*** Opening of PAGE EXTRACT ***
Question

The standard e.m.f. of a galvanic cell involving cell reaction with n = 2 is found to be 0.295 V a 25ºC. The equilibrium constant of the reaction would be :-
(Given F=96500Cmol–1;
R=8.314JK–1mol–1)

Answer 1

Hii friend i upload your answer

Quickly check it fast

Your answer is 1×10^10

Answer 2

Given:

n=2 ,

standard e.m.f. = 0.295 V ,

temperature = 25ºC = 298 K

F = 96500 C/mol ,

R = 8.314 J/ (K*mol)

To find:

The equilibrium constant of the reaction .

Solution:

At 298 K , for a cell reaction in equilibrium ,

Eº$_{cell}$ =  ( 0.0591 ) * ( log k$_{c}$ ) / n

⇒ log k$_{c}$ = ( Eº$_{cell}$ ) * n / (0.0591)

by using the values given in question ,

log k$_{c}$ = (0.295) * 2 / (0.0591)

→ log k$_{c}$ = 0.591 / 0.0591

→ log k$_{c}$ = 10

→ k$_{c}$ = $10^{10}$

The equilibrium constant of the reaction is $10^{10}$ .
*** Close of PAGE EXTRACT ***
*** Opening of INFORMATION PROVIDED ***
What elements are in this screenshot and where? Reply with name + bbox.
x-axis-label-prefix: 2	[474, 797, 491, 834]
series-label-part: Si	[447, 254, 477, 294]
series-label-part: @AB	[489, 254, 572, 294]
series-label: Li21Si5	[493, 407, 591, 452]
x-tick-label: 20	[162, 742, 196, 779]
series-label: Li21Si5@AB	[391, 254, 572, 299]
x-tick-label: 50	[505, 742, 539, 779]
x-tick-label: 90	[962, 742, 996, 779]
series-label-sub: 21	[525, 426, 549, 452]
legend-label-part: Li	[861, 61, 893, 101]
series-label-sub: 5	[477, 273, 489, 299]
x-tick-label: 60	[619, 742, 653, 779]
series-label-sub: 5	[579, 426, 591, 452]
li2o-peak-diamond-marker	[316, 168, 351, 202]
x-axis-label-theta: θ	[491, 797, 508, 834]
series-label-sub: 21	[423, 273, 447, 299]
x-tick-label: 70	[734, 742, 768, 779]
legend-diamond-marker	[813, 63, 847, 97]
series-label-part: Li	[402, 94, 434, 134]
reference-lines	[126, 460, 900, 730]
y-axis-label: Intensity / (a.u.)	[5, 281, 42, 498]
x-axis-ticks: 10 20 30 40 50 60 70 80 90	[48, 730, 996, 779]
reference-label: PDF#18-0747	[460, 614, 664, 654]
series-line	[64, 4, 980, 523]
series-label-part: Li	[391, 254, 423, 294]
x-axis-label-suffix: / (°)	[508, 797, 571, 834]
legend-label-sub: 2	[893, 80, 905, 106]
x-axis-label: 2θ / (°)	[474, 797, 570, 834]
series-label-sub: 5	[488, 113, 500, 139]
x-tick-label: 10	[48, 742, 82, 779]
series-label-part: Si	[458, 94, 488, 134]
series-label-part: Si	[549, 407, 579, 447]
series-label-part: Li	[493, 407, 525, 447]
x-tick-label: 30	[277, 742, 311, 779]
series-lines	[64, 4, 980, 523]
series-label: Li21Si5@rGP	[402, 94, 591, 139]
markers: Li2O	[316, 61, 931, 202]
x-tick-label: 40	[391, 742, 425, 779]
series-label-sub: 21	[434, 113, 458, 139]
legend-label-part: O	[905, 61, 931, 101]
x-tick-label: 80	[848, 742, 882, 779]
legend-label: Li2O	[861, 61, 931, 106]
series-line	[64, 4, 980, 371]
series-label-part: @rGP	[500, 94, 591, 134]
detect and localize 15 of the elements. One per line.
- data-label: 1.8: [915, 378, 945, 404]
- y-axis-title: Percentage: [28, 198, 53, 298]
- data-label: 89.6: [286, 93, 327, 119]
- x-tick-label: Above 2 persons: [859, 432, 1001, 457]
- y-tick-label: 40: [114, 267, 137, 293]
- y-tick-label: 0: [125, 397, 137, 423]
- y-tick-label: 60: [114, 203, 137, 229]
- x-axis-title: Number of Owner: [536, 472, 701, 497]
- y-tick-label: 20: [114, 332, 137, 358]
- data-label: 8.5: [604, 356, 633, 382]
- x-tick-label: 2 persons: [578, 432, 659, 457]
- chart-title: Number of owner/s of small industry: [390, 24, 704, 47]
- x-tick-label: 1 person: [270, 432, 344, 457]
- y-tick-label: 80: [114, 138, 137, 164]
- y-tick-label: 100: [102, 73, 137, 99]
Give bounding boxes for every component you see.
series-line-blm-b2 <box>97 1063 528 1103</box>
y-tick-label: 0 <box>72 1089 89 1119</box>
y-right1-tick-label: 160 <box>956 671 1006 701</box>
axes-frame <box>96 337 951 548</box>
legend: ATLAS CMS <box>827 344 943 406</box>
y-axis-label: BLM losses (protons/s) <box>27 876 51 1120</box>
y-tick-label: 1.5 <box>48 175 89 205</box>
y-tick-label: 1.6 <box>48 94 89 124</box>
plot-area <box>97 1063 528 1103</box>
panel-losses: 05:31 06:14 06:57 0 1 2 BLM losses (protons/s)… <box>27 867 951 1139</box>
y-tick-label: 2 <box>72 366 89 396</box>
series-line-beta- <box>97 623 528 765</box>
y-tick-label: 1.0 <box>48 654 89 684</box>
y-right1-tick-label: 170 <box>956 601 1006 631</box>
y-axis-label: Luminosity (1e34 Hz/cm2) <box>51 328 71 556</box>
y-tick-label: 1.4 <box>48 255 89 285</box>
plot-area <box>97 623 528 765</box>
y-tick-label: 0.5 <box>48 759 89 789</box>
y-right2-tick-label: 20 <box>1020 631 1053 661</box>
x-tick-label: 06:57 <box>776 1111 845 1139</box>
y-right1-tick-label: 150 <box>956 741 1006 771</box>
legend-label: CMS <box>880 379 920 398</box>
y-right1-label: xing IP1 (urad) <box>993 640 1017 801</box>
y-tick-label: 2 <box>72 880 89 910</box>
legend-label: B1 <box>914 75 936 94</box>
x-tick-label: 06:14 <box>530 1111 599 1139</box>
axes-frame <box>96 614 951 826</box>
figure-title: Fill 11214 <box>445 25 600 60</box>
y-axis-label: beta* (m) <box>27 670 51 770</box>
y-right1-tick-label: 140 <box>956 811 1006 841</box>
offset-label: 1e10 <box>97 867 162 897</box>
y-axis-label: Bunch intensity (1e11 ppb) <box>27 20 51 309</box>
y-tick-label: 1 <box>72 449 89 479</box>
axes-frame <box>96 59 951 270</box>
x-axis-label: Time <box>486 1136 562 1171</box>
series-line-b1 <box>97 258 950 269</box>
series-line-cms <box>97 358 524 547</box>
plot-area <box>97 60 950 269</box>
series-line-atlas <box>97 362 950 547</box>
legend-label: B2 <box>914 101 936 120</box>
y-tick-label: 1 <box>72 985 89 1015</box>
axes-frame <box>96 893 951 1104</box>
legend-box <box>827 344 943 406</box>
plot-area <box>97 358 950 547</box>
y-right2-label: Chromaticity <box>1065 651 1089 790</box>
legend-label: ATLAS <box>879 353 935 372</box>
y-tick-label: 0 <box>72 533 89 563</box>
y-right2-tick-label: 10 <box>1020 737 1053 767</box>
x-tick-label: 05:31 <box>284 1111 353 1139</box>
*** Close of INFORMATION PROVIDED ***
ACTIVITIES
1/ In the galvanic cell thread, transcribe the passage starting at "The standard e.m.f." and ending at "R=8.314JK–1mol–1)".
2/ List every quantity that the second answer in the galvanic cell thread places under "Given:".

ANSWERS TO THE EXERCISES
1/
The standard e.m.f. of a galvanic cell involving cell reaction with n = 2 is found to be 0.295 V a 25ºC. The equilibrium constant of the reaction would be :-
(Given F=96500Cmol–1;
R=8.314JK–1mol–1)

2/
n=2
standard e.m.f. = 0.295 V
temperature = 25ºC = 298 K
F = 96500 C/mol
R = 8.314 J/ (K*mol)